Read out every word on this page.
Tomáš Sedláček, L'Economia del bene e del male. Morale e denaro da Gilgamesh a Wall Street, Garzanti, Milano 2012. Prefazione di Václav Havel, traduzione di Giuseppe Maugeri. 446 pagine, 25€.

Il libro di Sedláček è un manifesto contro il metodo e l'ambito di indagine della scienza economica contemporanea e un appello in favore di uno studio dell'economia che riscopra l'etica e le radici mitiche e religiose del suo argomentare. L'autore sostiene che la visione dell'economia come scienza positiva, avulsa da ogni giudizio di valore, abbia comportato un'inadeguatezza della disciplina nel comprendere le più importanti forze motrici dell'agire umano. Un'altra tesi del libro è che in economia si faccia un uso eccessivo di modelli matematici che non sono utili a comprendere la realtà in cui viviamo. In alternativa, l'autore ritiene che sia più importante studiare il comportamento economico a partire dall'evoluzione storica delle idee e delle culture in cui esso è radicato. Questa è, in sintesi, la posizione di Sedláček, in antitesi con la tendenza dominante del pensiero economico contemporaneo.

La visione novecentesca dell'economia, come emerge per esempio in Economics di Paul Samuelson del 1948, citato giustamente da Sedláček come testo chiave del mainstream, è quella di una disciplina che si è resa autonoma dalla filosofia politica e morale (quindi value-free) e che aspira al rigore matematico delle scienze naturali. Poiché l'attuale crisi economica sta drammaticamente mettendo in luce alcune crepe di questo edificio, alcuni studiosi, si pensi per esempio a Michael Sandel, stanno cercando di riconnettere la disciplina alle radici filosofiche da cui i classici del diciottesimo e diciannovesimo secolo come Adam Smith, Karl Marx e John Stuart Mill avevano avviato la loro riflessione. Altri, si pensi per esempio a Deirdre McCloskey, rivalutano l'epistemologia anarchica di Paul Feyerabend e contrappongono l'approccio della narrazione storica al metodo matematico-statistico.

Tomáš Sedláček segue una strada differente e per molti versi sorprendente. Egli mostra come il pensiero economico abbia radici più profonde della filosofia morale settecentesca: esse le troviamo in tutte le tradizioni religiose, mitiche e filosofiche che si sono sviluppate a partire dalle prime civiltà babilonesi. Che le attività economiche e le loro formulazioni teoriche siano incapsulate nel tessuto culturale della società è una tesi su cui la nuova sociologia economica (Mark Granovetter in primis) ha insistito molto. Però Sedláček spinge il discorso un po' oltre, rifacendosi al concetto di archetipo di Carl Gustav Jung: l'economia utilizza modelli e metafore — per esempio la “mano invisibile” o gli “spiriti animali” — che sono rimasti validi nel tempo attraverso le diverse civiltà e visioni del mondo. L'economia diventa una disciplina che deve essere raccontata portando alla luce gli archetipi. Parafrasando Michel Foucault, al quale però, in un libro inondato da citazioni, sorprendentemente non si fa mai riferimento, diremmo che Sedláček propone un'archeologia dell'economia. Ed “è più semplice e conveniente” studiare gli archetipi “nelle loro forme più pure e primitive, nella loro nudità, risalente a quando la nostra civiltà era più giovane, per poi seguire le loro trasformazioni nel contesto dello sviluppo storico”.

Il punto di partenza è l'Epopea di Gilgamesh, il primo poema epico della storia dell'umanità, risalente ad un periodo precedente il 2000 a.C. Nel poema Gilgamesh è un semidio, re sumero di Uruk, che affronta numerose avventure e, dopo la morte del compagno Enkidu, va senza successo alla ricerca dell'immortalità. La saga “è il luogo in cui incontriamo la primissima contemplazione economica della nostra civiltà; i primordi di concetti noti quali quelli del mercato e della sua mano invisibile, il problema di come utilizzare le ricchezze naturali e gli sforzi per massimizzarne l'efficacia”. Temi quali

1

________

■ **TASK GOAL**: Repeat the listing in full, keeping every line exactly as it is.

■ **OUTPUT OF THE EXERCISE**:
Read out every word on this page.
Tomáš Sedláček, L'Economia del bene e del male. Morale e denaro da Gilgamesh a Wall Street, Garzanti, Milano 2012. Prefazione di Václav Havel, traduzione di Giuseppe Maugeri. 446 pagine, 25€.

Il libro di Sedláček è un manifesto contro il metodo e l'ambito di indagine della scienza economica contemporanea e un appello in favore di uno studio dell'economia che riscopra l'etica e le radici mitiche e religiose del suo argomentare. L'autore sostiene che la visione dell'economia come scienza positiva, avulsa da ogni giudizio di valore, abbia comportato un'inadeguatezza della disciplina nel comprendere le più importanti forze motrici dell'agire umano. Un'altra tesi del libro è che in economia si faccia un uso eccessivo di modelli matematici che non sono utili a comprendere la realtà in cui viviamo. In alternativa, l'autore ritiene che sia più importante studiare il comportamento economico a partire dall'evoluzione storica delle idee e delle culture in cui esso è radicato. Questa è, in sintesi, la posizione di Sedláček, in antitesi con la tendenza dominante del pensiero economico contemporaneo.

La visione novecentesca dell'economia, come emerge per esempio in Economics di Paul Samuelson del 1948, citato giustamente da Sedláček come testo chiave del mainstream, è quella di una disciplina che si è resa autonoma dalla filosofia politica e morale (quindi value-free) e che aspira al rigore matematico delle scienze naturali. Poiché l'attuale crisi economica sta drammaticamente mettendo in luce alcune crepe di questo edificio, alcuni studiosi, si pensi per esempio a Michael Sandel, stanno cercando di riconnettere la disciplina alle radici filosofiche da cui i classici del diciottesimo e diciannovesimo secolo come Adam Smith, Karl Marx e John Stuart Mill avevano avviato la loro riflessione. Altri, si pensi per esempio a Deirdre McCloskey, rivalutano l'epistemologia anarchica di Paul Feyerabend e contrappongono l'approccio della narrazione storica al metodo matematico-statistico.

Tomáš Sedláček segue una strada differente e per molti versi sorprendente. Egli mostra come il pensiero economico abbia radici più profonde della filosofia morale settecentesca: esse le troviamo in tutte le tradizioni religiose, mitiche e filosofiche che si sono sviluppate a partire dalle prime civiltà babilonesi. Che le attività economiche e le loro formulazioni teoriche siano incapsulate nel tessuto culturale della società è una tesi su cui la nuova sociologia economica (Mark Granovetter in primis) ha insistito molto. Però Sedláček spinge il discorso un po' oltre, rifacendosi al concetto di archetipo di Carl Gustav Jung: l'economia utilizza modelli e metafore — per esempio la “mano invisibile” o gli “spiriti animali” — che sono rimasti validi nel tempo attraverso le diverse civiltà e visioni del mondo. L'economia diventa una disciplina che deve essere raccontata portando alla luce gli archetipi. Parafrasando Michel Foucault, al quale però, in un libro inondato da citazioni, sorprendentemente non si fa mai riferimento, diremmo che Sedláček propone un'archeologia dell'economia. Ed “è più semplice e conveniente” studiare gli archetipi “nelle loro forme più pure e primitive, nella loro nudità, risalente a quando la nostra civiltà era più giovane, per poi seguire le loro trasformazioni nel contesto dello sviluppo storico”.

Il punto di partenza è l'Epopea di Gilgamesh, il primo poema epico della storia dell'umanità, risalente ad un periodo precedente il 2000 a.C. Nel poema Gilgamesh è un semidio, re sumero di Uruk, che affronta numerose avventure e, dopo la morte del compagno Enkidu, va senza successo alla ricerca dell'immortalità. La saga “è il luogo in cui incontriamo la primissima contemplazione economica della nostra civiltà; i primordi di concetti noti quali quelli del mercato e della sua mano invisibile, il problema di come utilizzare le ricchezze naturali e gli sforzi per massimizzarne l'efficacia”. Temi quali

1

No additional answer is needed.